◆ **Exercise tasks**
- A) From the blog post on merging convex hulls, extract the stretch from "We know that" through "the standard algorithm.".
- B) In the blog post on merging convex hulls, what does the author call the easiest way to get the new convex hull?
- C) Carry on the blog post on merging convex hulls from its last sentence.

-- Start Document extract --

Hello, codeforces!
Long time no see, right? So maybe it's a good idea to try to return to my blogs slowly. This time the blog will be about a trick, which usually isn't necessary to solve a task, but can be useful to make implementation much more comfortable.
Let's look at this problem. It is about some DP on a tree in which we have to use convex hull trick to improve the complexity. The task requires merging two convex hulls with "smaller to bigger" trick. I recommend you to read the statement before reading the rest of the blog (and the editorial if you don't know how to solve it). $$$ $$$
So, how to merge two convex hulls? If we keep them in something like the set from C++, then we can just take every element from the smaller one and try to add it to the bigger one. Unfortunately, adding one element in this way requires some ifology and care. It's hard to implement it, especially on individual contests where you don't have a reference document and cannot use the internet (like IOI-style contests).
We know that adding one element is hard, right? So, what is an easier way to get the new convex hull? Definitely, the easiest way is to collect all the points, sort them, and calculate the convex hull with the standard algorithm.

-- End Document extract --
-- Start Data entries --

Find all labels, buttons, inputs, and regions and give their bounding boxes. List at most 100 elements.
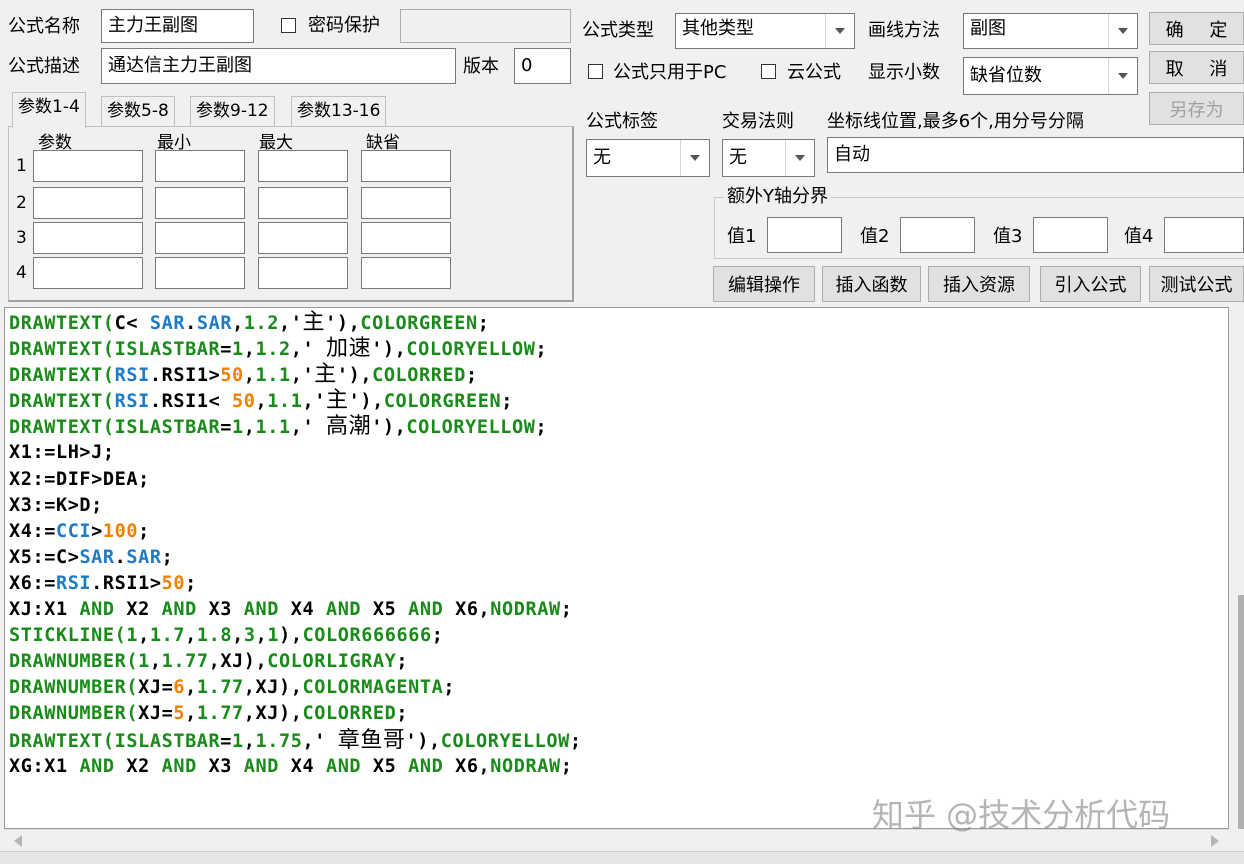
formula-name-input[interactable]: 主力王副图 xyxy=(101,9,254,43)
scroll-left-icon[interactable] xyxy=(14,835,22,847)
code-token: COLORLIGRAY xyxy=(267,651,397,673)
edit-ops-button[interactable]: 编辑操作 xyxy=(713,266,815,302)
cancel-button[interactable]: 取 消 xyxy=(1149,51,1244,84)
extra-y-value-input[interactable] xyxy=(1033,217,1108,253)
code-token: , xyxy=(185,703,197,725)
scroll-right-icon[interactable] xyxy=(1211,835,1219,847)
tab-params-13-16[interactable]: 参数13-16 xyxy=(291,96,387,126)
pc-only-checkbox[interactable] xyxy=(588,64,603,79)
code-token: ; xyxy=(396,651,409,673)
code-token: COLORMAGENTA xyxy=(302,677,444,699)
axis-position-label: 坐标线位置,最多6个,用分号分隔 xyxy=(827,111,1084,132)
code-token: ; xyxy=(535,417,548,439)
code-token: , xyxy=(243,339,256,361)
code-token: X5 xyxy=(361,755,409,777)
extra-y-value-label: 值2 xyxy=(860,226,890,247)
code-token: 50 xyxy=(220,365,244,387)
code-token: 加速 xyxy=(325,336,372,362)
version-label: 版本 xyxy=(463,56,499,77)
decimals-combo[interactable]: 缺省位数 xyxy=(963,57,1138,95)
code-token: 1.7 xyxy=(149,625,186,647)
code-token: ,' xyxy=(302,730,338,752)
code-token: ; xyxy=(560,755,573,777)
param-min-input[interactable] xyxy=(155,222,245,254)
formula-desc-input[interactable]: 通达信主力王副图 xyxy=(101,48,456,84)
formula-tag-label: 公式标签 xyxy=(586,111,658,132)
tab-params-5-8[interactable]: 参数5-8 xyxy=(101,96,175,126)
code-token: SAR xyxy=(79,546,115,568)
param-max-input[interactable] xyxy=(258,222,348,254)
import-formula-button[interactable]: 引入公式 xyxy=(1040,266,1141,302)
vertical-scrollbar-thumb[interactable] xyxy=(1238,595,1244,829)
code-line: DRAWTEXT(C< SAR.SAR,1.2,'主'),COLORGREEN; xyxy=(9,310,582,336)
trade-rule-label: 交易法则 xyxy=(722,111,794,132)
code-token: '), xyxy=(336,365,373,387)
formula-type-combo[interactable]: 其他类型 xyxy=(675,13,855,49)
tab-params-9-12[interactable]: 参数9-12 xyxy=(190,96,275,126)
code-token: DRAWNUMBER( xyxy=(9,651,139,673)
trade-rule-combo[interactable]: 无 xyxy=(722,139,815,177)
formula-name-label: 公式名称 xyxy=(8,16,80,37)
insert-resource-button[interactable]: 插入资源 xyxy=(928,266,1030,302)
code-token: X4 xyxy=(279,599,326,621)
chevron-down-icon[interactable] xyxy=(1108,14,1137,48)
code-token: 50 xyxy=(232,391,256,413)
code-token: X2 xyxy=(114,599,162,621)
chevron-down-icon[interactable] xyxy=(785,140,814,176)
version-input[interactable]: 0 xyxy=(514,48,571,84)
chevron-down-icon[interactable] xyxy=(680,140,709,176)
param-param-input[interactable] xyxy=(33,257,143,289)
code-token: COLORYELLOW xyxy=(440,730,570,752)
code-line: DRAWTEXT(ISLASTBAR=1,1.75,' 章鱼哥'),COLORY… xyxy=(9,728,582,754)
param-param-input[interactable] xyxy=(33,187,143,219)
code-token: RSI xyxy=(114,391,150,413)
param-param-input[interactable] xyxy=(33,150,143,182)
param-default-input[interactable] xyxy=(361,187,451,219)
code-token: ,' xyxy=(290,339,326,361)
insert-function-button[interactable]: 插入函数 xyxy=(822,266,921,302)
tab-params-1-4[interactable]: 参数1-4 xyxy=(12,92,86,128)
extra-y-value-input[interactable] xyxy=(767,217,842,253)
code-token: XJ= xyxy=(138,677,174,699)
param-default-input[interactable] xyxy=(361,257,451,289)
test-formula-button[interactable]: 测试公式 xyxy=(1149,266,1244,302)
param-param-input[interactable] xyxy=(33,222,143,254)
param-max-input[interactable] xyxy=(258,257,348,289)
code-editor[interactable]: DRAWTEXT(C< SAR.SAR,1.2,'主'),COLORGREEN;… xyxy=(4,307,1229,829)
draw-method-combo[interactable]: 副图 xyxy=(963,13,1138,49)
param-max-input[interactable] xyxy=(258,150,348,182)
param-default-input[interactable] xyxy=(361,150,451,182)
code-token: '), xyxy=(371,417,407,439)
param-min-input[interactable] xyxy=(155,187,245,219)
extra-y-value-label: 值3 xyxy=(993,226,1023,247)
code-token: DRAWTEXT( xyxy=(9,391,115,413)
param-min-input[interactable] xyxy=(155,150,245,182)
code-token: AND xyxy=(408,599,444,621)
code-token: DRAWTEXT( xyxy=(9,365,115,387)
param-max-input[interactable] xyxy=(258,187,348,219)
code-token: 1.1 xyxy=(255,417,291,439)
code-token: ; xyxy=(477,313,490,334)
extra-y-value-input[interactable] xyxy=(1164,217,1244,253)
code-token: ; xyxy=(501,391,513,413)
code-token: = xyxy=(220,417,233,439)
code-token: 1 xyxy=(126,625,139,647)
code-token: , xyxy=(255,391,268,413)
code-line: X6:=RSI.RSI1>50; xyxy=(9,571,582,597)
cloud-checkbox[interactable] xyxy=(761,64,776,79)
chevron-down-icon[interactable] xyxy=(1108,58,1137,94)
ok-button[interactable]: 确 定 xyxy=(1149,12,1244,45)
chevron-down-icon[interactable] xyxy=(825,14,854,48)
param-min-input[interactable] xyxy=(155,257,245,289)
code-token: 1.1 xyxy=(267,391,303,413)
axis-position-input[interactable]: 自动 xyxy=(827,137,1244,173)
code-token: '), xyxy=(325,313,361,334)
code-line: DRAWNUMBER(XJ=5,1.77,XJ),COLORRED; xyxy=(9,701,582,727)
param-default-input[interactable] xyxy=(361,222,451,254)
extra-y-value-input[interactable] xyxy=(900,217,975,253)
save-as-button: 另存为 xyxy=(1149,92,1244,125)
code-token: 1.75 xyxy=(255,730,303,752)
formula-tag-combo[interactable]: 无 xyxy=(586,139,710,177)
password-protect-checkbox[interactable] xyxy=(281,18,296,33)
code-token: X5:=C> xyxy=(9,546,80,568)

-- End Data entries --

◆ **The answers**
- A)
We know that adding one element is hard, right? So, what is an easier way to get the new convex hull? Definitely, the easiest way is to collect all the points, sort them, and calculate the convex hull with the standard algorithm.

- B) Collect all the points, sort them, and calculate the convex hull with the standard algorithm.

- C)
But we still have to care about the complexity. So, here comes mnbvmar with his great approach. I'm very grateful for sharing it with me. Instead of one convex hull in each node, let's split points from that node into $$$\log(n)$$$ groups and maintain the convex hull of each of them! How to split them? I'll tell about it in a moment. Why will it work? In this task, each node corresponds to a single point on the plane (or a linear function if you think about lines and not about points, but I'm going to stay with points). We need to answer multiple queries where we're given a vector and a subtree, and we need to minimize the dot product of the vector and some point corresponding to one of the nodes in this subtree. Normally, it would be done using a binary/ternary search on a convex hull, so we can simply do it on each of the hulls separately and return the minimum of the results.
For example, if we have to keep a convex hull of, let's say, $$$11$$$ points, let's split them in any way into groups of $$$1$$$, $$$2$$$ and $$$8$$$ points (yep, it's the binary representation of $$$11$$$). Now, let's say that we want to merge convex hulls, where one of them keeps $$$11$$$ ($$$1+2+8$$$) points and the second one keeps $$$36$$$ ($$$4+32$$$) points. The sizes of all groups are different, so we can straightforwardly make a new structure which consists of $$$5$$$ convex hulls of sizes $$$1$$$, $$$2$$$, $$$4$$$, $$$8$$$ and $$$32$$$.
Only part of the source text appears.